● Task details: Your job is to retype all of the data word for word, leaving every image out.

● Records to use:
────────────────
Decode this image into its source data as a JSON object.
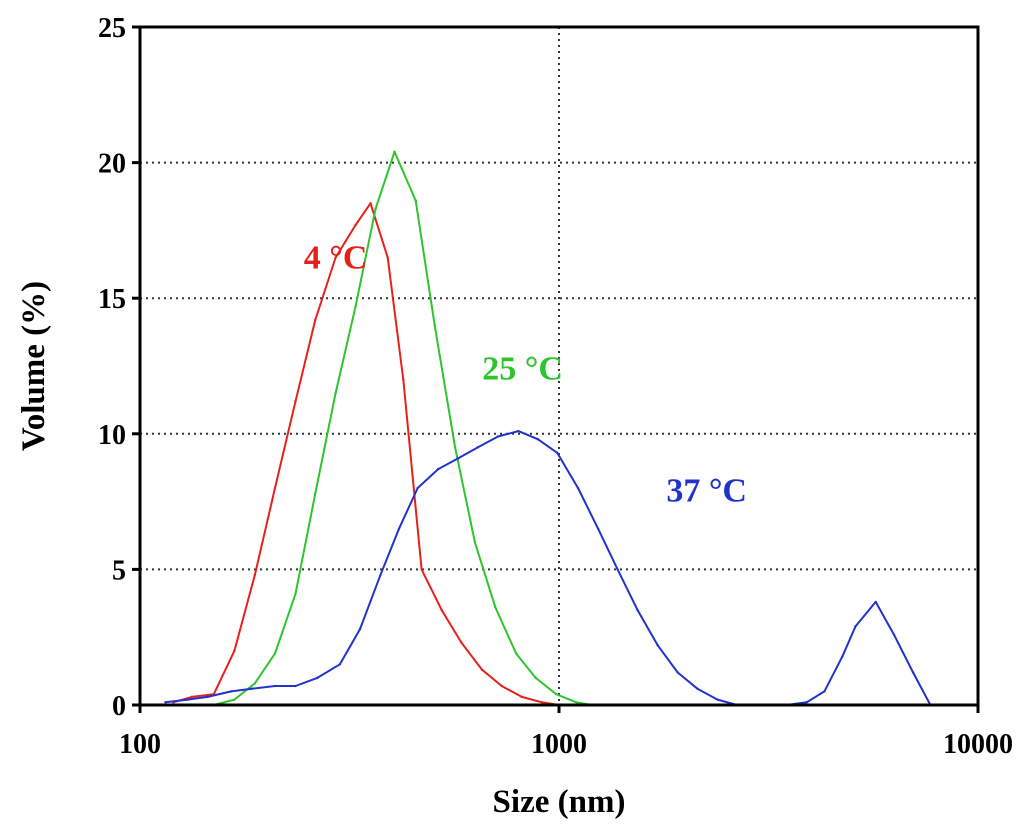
{
  "chart_data": {
    "type": "line",
    "title": "",
    "xlabel": "Size (nm)",
    "ylabel": "Volume (%)",
    "xscale": "log",
    "xlim": [
      100,
      10000
    ],
    "ylim": [
      0,
      25
    ],
    "x_ticks": [
      "100",
      "1000",
      "10000"
    ],
    "y_ticks": [
      "0",
      "5",
      "10",
      "15",
      "20",
      "25"
    ],
    "grid": {
      "horizontal_values": [
        5,
        10,
        15,
        20
      ],
      "vertical_values": [
        1000
      ],
      "style": "dotted"
    },
    "legend": "none",
    "series": [
      {
        "name": "4 °C",
        "color": "#e8201c",
        "points": [
          [
            120,
            0.1
          ],
          [
            133,
            0.3
          ],
          [
            150,
            0.4
          ],
          [
            168,
            2.0
          ],
          [
            188,
            4.8
          ],
          [
            210,
            8.0
          ],
          [
            235,
            11.2
          ],
          [
            262,
            14.2
          ],
          [
            293,
            16.5
          ],
          [
            327,
            17.7
          ],
          [
            355,
            18.5
          ],
          [
            390,
            16.5
          ],
          [
            425,
            12.0
          ],
          [
            470,
            5.0
          ],
          [
            525,
            3.5
          ],
          [
            585,
            2.3
          ],
          [
            655,
            1.3
          ],
          [
            730,
            0.7
          ],
          [
            815,
            0.3
          ],
          [
            910,
            0.1
          ],
          [
            1000,
            0.0
          ],
          [
            1100,
            0.0
          ]
        ]
      },
      {
        "name": "25 °C",
        "color": "#2ec42e",
        "points": [
          [
            150,
            0.0
          ],
          [
            168,
            0.2
          ],
          [
            188,
            0.8
          ],
          [
            210,
            1.9
          ],
          [
            235,
            4.1
          ],
          [
            262,
            7.8
          ],
          [
            293,
            11.5
          ],
          [
            327,
            14.7
          ],
          [
            365,
            18.3
          ],
          [
            405,
            20.4
          ],
          [
            455,
            18.6
          ],
          [
            505,
            14.0
          ],
          [
            565,
            9.5
          ],
          [
            630,
            6.0
          ],
          [
            705,
            3.6
          ],
          [
            790,
            1.9
          ],
          [
            880,
            1.0
          ],
          [
            985,
            0.4
          ],
          [
            1100,
            0.1
          ],
          [
            1200,
            0.0
          ],
          [
            1300,
            0.0
          ]
        ]
      },
      {
        "name": "37 °C",
        "color": "#2233cc",
        "points": [
          [
            115,
            0.1
          ],
          [
            130,
            0.2
          ],
          [
            145,
            0.3
          ],
          [
            165,
            0.5
          ],
          [
            185,
            0.6
          ],
          [
            210,
            0.7
          ],
          [
            235,
            0.7
          ],
          [
            265,
            1.0
          ],
          [
            300,
            1.5
          ],
          [
            335,
            2.8
          ],
          [
            375,
            4.8
          ],
          [
            415,
            6.5
          ],
          [
            460,
            8.0
          ],
          [
            515,
            8.7
          ],
          [
            575,
            9.1
          ],
          [
            640,
            9.5
          ],
          [
            715,
            9.9
          ],
          [
            800,
            10.1
          ],
          [
            890,
            9.8
          ],
          [
            990,
            9.3
          ],
          [
            1110,
            8.0
          ],
          [
            1240,
            6.5
          ],
          [
            1380,
            5.0
          ],
          [
            1540,
            3.5
          ],
          [
            1720,
            2.2
          ],
          [
            1920,
            1.2
          ],
          [
            2140,
            0.6
          ],
          [
            2390,
            0.2
          ],
          [
            2660,
            0.0
          ],
          [
            3500,
            0.0
          ],
          [
            3900,
            0.1
          ],
          [
            4300,
            0.5
          ],
          [
            4750,
            1.8
          ],
          [
            5100,
            2.9
          ],
          [
            5700,
            3.8
          ],
          [
            6300,
            2.6
          ],
          [
            7000,
            1.2
          ],
          [
            7700,
            0.0
          ],
          [
            8500,
            0.0
          ],
          [
            10000,
            0.0
          ]
        ]
      }
    ],
    "annotations": [
      {
        "text": "4 °C",
        "color": "#e8201c",
        "x": 150,
        "y": 16.1
      },
      {
        "text": "25 °C",
        "color": "#2ec42e",
        "x": 400,
        "y": 12.0
      },
      {
        "text": "37 °C",
        "color": "#2233cc",
        "x": 1100,
        "y": 7.5
      }
    ]
  }
}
────────────────
● Finished answer:
Decode this image into its source data as a JSON object.
{
  "chart_data": {
    "type": "line",
    "title": "",
    "xlabel": "Size (nm)",
    "ylabel": "Volume (%)",
    "xscale": "log",
    "xlim": [
      100,
      10000
    ],
    "ylim": [
      0,
      25
    ],
    "x_ticks": [
      "100",
      "1000",
      "10000"
    ],
    "y_ticks": [
      "0",
      "5",
      "10",
      "15",
      "20",
      "25"
    ],
    "grid": {
      "horizontal_values": [
        5,
        10,
        15,
        20
      ],
      "vertical_values": [
        1000
      ],
      "style": "dotted"
    },
    "legend": "none",
    "series": [
      {
        "name": "4 °C",
        "color": "#e8201c",
        "points": [
          [
            120,
            0.1
          ],
          [
            133,
            0.3
          ],
          [
            150,
            0.4
          ],
          [
            168,
            2.0
          ],
          [
            188,
            4.8
          ],
          [
            210,
            8.0
          ],
          [
            235,
            11.2
          ],
          [
            262,
            14.2
          ],
          [
            293,
            16.5
          ],
          [
            327,
            17.7
          ],
          [
            355,
            18.5
          ],
          [
            390,
            16.5
          ],
          [
            425,
            12.0
          ],
          [
            470,
            5.0
          ],
          [
            525,
            3.5
          ],
          [
            585,
            2.3
          ],
          [
            655,
            1.3
          ],
          [
            730,
            0.7
          ],
          [
            815,
            0.3
          ],
          [
            910,
            0.1
          ],
          [
            1000,
            0.0
          ],
          [
            1100,
            0.0
          ]
        ]
      },
      {
        "name": "25 °C",
        "color": "#2ec42e",
        "points": [
          [
            150,
            0.0
          ],
          [
            168,
            0.2
          ],
          [
            188,
            0.8
          ],
          [
            210,
            1.9
          ],
          [
            235,
            4.1
          ],
          [
            262,
            7.8
          ],
          [
            293,
            11.5
          ],
          [
            327,
            14.7
          ],
          [
            365,
            18.3
          ],
          [
            405,
            20.4
          ],
          [
            455,
            18.6
          ],
          [
            505,
            14.0
          ],
          [
            565,
            9.5
          ],
          [
            630,
            6.0
          ],
          [
            705,
            3.6
          ],
          [
            790,
            1.9
          ],
          [
            880,
            1.0
          ],
          [
            985,
            0.4
          ],
          [
            1100,
            0.1
          ],
          [
            1200,
            0.0
          ],
          [
            1300,
            0.0
          ]
        ]
      },
      {
        "name": "37 °C",
        "color": "#2233cc",
        "points": [
          [
            115,
            0.1
          ],
          [
            130,
            0.2
          ],
          [
            145,
            0.3
          ],
          [
            165,
            0.5
          ],
          [
            185,
            0.6
          ],
          [
            210,
            0.7
          ],
          [
            235,
            0.7
          ],
          [
            265,
            1.0
          ],
          [
            300,
            1.5
          ],
          [
            335,
            2.8
          ],
          [
            375,
            4.8
          ],
          [
            415,
            6.5
          ],
          [
            460,
            8.0
          ],
          [
            515,
            8.7
          ],
          [
            575,
            9.1
          ],
          [
            640,
            9.5
          ],
          [
            715,
            9.9
          ],
          [
            800,
            10.1
          ],
          [
            890,
            9.8
          ],
          [
            990,
            9.3
          ],
          [
            1110,
            8.0
          ],
          [
            1240,
            6.5
          ],
          [
            1380,
            5.0
          ],
          [
            1540,
            3.5
          ],
          [
            1720,
            2.2
          ],
          [
            1920,
            1.2
          ],
          [
            2140,
            0.6
          ],
          [
            2390,
            0.2
          ],
          [
            2660,
            0.0
          ],
          [
            3500,
            0.0
          ],
          [
            3900,
            0.1
          ],
          [
            4300,
            0.5
          ],
          [
            4750,
            1.8
          ],
          [
            5100,
            2.9
          ],
          [
            5700,
            3.8
          ],
          [
            6300,
            2.6
          ],
          [
            7000,
            1.2
          ],
          [
            7700,
            0.0
          ],
          [
            8500,
            0.0
          ],
          [
            10000,
            0.0
          ]
        ]
      }
    ],
    "annotations": [
      {
        "text": "4 °C",
        "color": "#e8201c",
        "x": 150,
        "y": 16.1
      },
      {
        "text": "25 °C",
        "color": "#2ec42e",
        "x": 400,
        "y": 12.0
      },
      {
        "text": "37 °C",
        "color": "#2233cc",
        "x": 1100,
        "y": 7.5
      }
    ]
  }
}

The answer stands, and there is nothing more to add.